>> start Extracted records
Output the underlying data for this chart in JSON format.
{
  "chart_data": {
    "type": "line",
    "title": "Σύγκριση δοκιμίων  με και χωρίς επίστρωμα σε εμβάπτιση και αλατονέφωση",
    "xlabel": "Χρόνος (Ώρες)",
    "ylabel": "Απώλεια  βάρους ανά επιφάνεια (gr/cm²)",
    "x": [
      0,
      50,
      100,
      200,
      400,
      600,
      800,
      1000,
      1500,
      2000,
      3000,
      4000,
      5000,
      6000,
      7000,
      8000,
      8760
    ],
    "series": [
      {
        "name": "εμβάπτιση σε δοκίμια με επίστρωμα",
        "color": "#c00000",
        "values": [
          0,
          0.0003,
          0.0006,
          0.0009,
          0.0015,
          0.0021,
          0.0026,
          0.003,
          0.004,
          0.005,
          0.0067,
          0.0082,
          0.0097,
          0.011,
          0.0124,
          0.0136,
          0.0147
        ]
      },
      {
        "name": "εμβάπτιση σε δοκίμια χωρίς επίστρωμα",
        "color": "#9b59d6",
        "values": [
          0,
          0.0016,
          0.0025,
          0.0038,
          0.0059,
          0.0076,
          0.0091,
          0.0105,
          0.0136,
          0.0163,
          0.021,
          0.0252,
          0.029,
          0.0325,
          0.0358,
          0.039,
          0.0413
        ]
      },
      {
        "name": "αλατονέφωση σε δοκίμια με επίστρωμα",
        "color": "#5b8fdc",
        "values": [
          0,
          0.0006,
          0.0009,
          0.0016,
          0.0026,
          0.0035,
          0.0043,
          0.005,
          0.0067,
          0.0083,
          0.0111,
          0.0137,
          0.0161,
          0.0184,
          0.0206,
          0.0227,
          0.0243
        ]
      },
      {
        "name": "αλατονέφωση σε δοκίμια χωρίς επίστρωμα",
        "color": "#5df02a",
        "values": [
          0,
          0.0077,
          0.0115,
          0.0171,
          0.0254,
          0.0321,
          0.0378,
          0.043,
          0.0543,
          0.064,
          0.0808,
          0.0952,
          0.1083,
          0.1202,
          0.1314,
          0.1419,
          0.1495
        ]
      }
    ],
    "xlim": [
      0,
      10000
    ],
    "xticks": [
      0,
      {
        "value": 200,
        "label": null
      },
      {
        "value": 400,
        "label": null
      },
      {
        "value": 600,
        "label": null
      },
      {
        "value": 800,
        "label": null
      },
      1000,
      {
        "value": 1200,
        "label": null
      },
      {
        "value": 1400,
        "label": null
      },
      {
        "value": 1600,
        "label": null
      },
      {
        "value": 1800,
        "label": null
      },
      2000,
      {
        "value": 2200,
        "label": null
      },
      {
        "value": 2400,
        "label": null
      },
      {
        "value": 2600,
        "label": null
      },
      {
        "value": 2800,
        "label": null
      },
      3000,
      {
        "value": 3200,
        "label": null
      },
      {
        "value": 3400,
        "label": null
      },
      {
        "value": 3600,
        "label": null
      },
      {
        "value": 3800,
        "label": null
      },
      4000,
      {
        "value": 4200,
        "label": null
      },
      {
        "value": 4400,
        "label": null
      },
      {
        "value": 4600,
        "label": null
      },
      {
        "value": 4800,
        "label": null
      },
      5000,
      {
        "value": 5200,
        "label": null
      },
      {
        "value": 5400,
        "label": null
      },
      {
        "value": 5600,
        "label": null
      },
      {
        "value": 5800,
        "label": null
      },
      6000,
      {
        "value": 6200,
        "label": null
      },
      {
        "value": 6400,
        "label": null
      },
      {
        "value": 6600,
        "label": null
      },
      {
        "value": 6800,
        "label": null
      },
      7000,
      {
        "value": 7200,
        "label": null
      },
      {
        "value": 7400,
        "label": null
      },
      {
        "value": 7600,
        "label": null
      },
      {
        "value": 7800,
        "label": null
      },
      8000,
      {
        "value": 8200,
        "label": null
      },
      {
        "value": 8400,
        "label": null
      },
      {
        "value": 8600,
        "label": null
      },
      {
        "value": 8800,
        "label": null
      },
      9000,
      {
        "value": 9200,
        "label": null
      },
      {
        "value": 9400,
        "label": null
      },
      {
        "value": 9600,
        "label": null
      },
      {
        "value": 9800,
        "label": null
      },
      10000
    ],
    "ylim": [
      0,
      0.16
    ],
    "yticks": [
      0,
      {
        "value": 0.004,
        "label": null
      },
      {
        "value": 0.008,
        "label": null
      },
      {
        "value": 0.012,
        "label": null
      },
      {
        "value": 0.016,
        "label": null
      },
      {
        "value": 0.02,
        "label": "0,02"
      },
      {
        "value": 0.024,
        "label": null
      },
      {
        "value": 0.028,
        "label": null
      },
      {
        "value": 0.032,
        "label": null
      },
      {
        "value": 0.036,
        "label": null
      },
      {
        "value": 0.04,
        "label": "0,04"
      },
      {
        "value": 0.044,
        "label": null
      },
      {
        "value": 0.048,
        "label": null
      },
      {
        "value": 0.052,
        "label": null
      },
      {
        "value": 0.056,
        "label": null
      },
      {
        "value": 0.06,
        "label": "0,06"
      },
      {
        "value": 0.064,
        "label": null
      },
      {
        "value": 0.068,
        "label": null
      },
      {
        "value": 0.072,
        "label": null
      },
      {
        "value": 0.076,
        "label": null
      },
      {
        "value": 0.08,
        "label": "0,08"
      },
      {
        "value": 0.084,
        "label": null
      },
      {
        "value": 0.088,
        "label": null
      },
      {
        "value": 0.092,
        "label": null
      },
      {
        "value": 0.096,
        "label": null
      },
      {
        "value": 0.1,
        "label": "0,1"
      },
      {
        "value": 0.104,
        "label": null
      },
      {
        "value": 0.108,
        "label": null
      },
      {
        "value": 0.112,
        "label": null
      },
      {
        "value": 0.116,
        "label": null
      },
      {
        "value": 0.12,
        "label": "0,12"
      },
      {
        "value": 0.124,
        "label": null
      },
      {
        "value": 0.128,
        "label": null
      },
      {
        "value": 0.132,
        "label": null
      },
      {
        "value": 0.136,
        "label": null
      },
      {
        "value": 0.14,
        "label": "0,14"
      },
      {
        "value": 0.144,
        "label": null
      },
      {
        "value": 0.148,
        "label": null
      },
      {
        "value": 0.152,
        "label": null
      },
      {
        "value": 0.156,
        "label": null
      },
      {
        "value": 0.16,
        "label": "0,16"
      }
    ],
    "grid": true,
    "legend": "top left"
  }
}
>> end Extracted records
Work to complete. From the listing above, collect every line that mentions the word "αλατονέφωση".

Solution for this exercise.
    "title": "Σύγκριση δοκιμίων  με και χωρίς επίστρωμα σε εμβάπτιση και αλατονέφωση",
        "name": "αλατονέφωση σε δοκίμια με επίστρωμα",
        "name": "αλατονέφωση σε δοκίμια χωρίς επίστρωμα",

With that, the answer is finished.